_Collected data entries_.
################

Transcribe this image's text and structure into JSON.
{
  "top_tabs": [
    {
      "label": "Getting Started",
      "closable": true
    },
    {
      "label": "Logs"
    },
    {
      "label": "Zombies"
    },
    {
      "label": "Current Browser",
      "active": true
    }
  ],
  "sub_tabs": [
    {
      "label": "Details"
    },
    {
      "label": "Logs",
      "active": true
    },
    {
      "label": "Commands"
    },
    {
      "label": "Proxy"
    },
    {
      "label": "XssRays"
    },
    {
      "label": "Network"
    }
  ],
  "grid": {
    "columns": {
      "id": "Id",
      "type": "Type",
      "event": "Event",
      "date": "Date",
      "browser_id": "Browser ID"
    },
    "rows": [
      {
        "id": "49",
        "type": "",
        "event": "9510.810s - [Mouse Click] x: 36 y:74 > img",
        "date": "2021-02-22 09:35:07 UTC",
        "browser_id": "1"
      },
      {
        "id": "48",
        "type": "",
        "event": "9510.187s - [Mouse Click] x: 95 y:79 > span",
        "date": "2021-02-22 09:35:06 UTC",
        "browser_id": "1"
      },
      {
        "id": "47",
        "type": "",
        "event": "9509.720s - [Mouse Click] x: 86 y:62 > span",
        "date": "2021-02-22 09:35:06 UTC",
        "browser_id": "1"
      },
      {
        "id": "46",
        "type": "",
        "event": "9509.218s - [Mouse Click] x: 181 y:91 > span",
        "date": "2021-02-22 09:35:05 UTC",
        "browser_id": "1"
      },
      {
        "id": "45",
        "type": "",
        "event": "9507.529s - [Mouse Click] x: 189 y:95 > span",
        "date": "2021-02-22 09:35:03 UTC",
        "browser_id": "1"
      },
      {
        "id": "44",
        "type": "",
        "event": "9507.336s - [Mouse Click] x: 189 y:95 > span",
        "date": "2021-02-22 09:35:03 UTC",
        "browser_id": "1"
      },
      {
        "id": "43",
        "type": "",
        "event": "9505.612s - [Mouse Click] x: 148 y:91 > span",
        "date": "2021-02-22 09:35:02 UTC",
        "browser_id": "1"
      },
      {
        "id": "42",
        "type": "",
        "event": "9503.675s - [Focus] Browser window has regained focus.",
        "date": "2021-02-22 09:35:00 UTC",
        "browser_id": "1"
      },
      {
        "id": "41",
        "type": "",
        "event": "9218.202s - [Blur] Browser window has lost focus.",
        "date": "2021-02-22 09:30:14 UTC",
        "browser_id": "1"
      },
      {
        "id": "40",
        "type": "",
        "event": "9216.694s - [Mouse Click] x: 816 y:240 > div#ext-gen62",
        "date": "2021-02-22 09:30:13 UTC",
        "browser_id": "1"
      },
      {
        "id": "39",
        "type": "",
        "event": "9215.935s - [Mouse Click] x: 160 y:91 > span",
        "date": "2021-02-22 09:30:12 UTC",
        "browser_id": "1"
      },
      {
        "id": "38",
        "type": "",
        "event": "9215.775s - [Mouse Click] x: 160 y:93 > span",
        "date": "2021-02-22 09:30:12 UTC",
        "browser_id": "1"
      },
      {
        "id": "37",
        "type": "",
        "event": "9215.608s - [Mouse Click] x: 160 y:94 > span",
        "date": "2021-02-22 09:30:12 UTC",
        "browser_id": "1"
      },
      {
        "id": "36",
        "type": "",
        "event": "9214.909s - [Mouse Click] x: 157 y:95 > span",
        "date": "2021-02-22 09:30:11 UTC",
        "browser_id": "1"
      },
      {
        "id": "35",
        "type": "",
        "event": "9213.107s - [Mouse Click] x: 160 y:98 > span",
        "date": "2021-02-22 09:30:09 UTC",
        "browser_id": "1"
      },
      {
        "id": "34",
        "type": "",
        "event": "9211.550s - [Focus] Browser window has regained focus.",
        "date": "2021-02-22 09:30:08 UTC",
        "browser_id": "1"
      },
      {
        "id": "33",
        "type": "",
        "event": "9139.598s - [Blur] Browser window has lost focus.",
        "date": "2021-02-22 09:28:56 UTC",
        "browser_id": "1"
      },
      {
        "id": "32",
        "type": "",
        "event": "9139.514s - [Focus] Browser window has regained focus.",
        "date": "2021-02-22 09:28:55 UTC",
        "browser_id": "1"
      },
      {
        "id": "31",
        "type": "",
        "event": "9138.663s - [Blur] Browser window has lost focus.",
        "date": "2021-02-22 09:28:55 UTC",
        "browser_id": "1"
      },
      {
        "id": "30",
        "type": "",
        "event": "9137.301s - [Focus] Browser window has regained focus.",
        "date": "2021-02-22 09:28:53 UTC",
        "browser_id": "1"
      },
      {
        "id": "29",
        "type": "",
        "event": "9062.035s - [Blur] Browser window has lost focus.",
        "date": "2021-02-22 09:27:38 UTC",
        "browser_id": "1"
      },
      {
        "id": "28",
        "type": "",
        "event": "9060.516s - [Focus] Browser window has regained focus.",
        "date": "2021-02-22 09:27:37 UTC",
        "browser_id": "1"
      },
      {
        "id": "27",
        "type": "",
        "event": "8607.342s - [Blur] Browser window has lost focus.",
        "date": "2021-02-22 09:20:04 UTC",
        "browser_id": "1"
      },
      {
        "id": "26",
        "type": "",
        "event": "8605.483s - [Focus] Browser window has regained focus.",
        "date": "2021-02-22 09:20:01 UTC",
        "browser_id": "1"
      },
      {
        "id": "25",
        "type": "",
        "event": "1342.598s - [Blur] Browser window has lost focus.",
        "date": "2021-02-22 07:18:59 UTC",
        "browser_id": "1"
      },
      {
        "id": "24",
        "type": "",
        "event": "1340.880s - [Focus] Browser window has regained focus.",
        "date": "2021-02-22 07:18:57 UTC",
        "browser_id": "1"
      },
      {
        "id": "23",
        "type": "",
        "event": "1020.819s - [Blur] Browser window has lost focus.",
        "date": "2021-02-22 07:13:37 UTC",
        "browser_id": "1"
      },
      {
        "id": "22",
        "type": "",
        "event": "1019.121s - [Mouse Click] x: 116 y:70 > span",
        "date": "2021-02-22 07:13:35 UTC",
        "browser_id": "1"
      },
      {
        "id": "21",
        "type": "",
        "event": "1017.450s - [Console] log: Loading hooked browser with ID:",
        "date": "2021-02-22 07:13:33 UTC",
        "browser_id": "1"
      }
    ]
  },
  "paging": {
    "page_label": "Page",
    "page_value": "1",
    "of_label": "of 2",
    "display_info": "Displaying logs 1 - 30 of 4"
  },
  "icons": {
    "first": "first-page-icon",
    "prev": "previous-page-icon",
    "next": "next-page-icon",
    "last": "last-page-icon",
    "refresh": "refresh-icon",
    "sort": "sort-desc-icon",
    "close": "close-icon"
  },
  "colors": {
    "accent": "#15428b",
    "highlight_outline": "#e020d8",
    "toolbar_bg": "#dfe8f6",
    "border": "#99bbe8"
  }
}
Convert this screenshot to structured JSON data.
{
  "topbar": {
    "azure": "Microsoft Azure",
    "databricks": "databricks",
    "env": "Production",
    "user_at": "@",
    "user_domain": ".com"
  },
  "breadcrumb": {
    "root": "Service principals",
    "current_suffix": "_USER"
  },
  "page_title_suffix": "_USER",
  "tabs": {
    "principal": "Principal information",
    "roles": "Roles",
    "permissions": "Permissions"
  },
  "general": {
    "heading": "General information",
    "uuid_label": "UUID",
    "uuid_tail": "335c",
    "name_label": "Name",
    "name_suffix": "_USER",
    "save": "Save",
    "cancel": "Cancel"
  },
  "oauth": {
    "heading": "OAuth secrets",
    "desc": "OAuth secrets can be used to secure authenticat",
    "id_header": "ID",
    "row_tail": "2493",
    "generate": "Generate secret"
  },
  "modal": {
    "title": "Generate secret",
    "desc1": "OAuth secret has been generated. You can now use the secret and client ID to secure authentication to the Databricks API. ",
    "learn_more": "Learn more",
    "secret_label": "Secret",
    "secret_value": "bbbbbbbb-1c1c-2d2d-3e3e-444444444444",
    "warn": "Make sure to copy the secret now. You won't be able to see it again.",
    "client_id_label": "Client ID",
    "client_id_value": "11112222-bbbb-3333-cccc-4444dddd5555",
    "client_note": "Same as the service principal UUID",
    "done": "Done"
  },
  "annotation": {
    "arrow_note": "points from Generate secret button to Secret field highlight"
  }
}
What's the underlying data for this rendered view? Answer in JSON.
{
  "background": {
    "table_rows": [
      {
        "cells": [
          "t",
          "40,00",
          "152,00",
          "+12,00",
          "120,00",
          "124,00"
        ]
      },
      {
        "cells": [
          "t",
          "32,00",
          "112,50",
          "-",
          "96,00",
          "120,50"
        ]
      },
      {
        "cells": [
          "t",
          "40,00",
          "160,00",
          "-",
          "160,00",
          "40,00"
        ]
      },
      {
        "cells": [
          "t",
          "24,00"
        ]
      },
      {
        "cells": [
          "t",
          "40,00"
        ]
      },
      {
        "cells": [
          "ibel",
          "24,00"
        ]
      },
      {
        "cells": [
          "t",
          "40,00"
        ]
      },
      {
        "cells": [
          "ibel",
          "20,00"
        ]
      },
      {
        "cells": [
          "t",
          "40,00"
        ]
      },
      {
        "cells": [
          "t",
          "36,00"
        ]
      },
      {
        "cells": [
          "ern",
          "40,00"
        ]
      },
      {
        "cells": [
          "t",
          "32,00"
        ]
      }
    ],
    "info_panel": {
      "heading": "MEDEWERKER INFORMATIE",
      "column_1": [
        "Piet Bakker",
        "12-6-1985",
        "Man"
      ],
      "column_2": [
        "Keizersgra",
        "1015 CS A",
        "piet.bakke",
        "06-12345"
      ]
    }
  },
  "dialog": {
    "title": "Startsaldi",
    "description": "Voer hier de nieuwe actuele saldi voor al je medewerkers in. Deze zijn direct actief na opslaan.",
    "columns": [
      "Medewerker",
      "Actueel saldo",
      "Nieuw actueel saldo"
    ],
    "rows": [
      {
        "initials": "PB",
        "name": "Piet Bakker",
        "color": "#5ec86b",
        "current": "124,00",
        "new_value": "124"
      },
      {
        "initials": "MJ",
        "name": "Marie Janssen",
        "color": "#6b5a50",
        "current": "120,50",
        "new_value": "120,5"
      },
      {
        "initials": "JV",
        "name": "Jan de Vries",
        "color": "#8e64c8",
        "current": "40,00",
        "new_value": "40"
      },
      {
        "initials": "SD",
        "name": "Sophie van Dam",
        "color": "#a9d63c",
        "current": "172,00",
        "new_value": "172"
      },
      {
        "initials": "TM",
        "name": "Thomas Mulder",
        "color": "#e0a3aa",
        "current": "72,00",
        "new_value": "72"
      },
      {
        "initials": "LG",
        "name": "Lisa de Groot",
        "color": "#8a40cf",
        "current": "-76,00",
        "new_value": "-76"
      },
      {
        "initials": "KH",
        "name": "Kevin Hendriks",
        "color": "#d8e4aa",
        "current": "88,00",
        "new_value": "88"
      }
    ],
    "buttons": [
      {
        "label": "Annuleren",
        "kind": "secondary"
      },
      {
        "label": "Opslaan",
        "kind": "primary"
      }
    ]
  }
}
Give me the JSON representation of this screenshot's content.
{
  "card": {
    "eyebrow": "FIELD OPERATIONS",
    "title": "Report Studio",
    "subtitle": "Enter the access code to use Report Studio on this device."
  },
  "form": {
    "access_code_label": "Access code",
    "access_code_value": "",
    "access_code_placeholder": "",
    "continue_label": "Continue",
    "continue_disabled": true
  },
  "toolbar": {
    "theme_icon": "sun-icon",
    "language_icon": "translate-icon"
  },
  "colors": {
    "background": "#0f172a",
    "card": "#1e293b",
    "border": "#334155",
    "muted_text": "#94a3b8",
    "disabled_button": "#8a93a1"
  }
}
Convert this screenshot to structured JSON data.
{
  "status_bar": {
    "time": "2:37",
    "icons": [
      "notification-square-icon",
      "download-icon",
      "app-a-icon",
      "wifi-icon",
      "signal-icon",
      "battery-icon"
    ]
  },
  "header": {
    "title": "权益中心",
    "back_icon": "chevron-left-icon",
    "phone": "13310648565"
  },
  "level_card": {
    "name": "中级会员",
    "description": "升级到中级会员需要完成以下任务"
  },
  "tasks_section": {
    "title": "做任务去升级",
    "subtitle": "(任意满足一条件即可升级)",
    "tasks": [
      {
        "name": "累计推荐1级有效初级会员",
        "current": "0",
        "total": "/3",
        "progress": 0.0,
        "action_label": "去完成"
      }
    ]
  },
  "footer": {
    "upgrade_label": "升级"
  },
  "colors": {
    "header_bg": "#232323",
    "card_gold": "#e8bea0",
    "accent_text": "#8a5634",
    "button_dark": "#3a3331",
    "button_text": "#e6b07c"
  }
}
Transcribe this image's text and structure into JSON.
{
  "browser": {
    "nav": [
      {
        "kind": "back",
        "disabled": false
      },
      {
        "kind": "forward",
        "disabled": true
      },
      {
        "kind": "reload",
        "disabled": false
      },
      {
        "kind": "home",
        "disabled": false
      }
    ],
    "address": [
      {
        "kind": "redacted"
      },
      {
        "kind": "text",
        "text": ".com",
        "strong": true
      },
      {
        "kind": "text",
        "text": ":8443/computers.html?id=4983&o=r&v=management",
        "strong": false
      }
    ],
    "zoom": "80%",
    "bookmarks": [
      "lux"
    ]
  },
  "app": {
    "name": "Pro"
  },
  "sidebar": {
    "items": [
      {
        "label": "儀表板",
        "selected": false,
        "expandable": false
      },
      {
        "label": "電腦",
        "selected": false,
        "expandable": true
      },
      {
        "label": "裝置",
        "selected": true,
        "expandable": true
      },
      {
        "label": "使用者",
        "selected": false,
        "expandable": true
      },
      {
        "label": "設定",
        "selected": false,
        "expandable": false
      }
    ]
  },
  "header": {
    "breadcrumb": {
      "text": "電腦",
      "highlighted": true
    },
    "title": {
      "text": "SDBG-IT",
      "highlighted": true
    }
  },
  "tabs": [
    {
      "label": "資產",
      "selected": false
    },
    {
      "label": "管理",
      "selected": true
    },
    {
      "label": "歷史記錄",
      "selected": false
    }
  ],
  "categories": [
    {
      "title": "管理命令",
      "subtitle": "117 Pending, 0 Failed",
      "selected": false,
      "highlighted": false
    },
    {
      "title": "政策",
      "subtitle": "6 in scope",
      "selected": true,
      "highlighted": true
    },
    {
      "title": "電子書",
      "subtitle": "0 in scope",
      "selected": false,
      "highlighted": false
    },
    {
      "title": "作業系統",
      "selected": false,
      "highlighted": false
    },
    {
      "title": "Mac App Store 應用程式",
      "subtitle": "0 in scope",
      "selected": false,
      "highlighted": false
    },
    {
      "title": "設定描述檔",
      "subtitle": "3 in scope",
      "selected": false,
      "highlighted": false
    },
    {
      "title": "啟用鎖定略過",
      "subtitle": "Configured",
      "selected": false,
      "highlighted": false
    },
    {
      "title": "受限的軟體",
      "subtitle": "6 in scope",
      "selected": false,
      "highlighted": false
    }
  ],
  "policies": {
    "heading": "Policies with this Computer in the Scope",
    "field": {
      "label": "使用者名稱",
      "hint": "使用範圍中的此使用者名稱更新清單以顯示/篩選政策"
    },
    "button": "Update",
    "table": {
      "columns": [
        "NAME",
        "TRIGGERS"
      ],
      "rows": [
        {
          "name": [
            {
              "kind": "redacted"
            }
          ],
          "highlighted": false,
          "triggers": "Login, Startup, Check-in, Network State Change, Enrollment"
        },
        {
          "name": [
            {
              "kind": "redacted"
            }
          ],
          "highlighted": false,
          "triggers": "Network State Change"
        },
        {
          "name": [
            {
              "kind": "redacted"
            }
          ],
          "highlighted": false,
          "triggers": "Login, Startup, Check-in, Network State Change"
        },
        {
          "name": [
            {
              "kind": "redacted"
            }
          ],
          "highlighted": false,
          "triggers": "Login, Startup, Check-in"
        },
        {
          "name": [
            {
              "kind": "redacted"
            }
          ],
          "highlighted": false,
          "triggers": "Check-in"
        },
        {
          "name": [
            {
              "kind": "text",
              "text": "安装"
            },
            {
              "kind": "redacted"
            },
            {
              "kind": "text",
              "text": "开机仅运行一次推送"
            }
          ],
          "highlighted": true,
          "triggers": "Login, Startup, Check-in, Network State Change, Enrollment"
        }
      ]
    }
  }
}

################

_REQUIREMENTS_. In the listing, find all lines with the string "span" and copy them.

_ANSWER TO THE PROBLEM_.
        "event": "9510.187s - [Mouse Click] x: 95 y:79 > span",
        "event": "9509.720s - [Mouse Click] x: 86 y:62 > span",
        "event": "9509.218s - [Mouse Click] x: 181 y:91 > span",
        "event": "9507.529s - [Mouse Click] x: 189 y:95 > span",
        "event": "9507.336s - [Mouse Click] x: 189 y:95 > span",
        "event": "9505.612s - [Mouse Click] x: 148 y:91 > span",
        "event": "9215.935s - [Mouse Click] x: 160 y:91 > span",
        "event": "9215.775s - [Mouse Click] x: 160 y:93 > span",
        "event": "9215.608s - [Mouse Click] x: 160 y:94 > span",
        "event": "9214.909s - [Mouse Click] x: 157 y:95 > span",
        "event": "9213.107s - [Mouse Click] x: 160 y:98 > span",
        "event": "1019.121s - [Mouse Click] x: 116 y:70 > span",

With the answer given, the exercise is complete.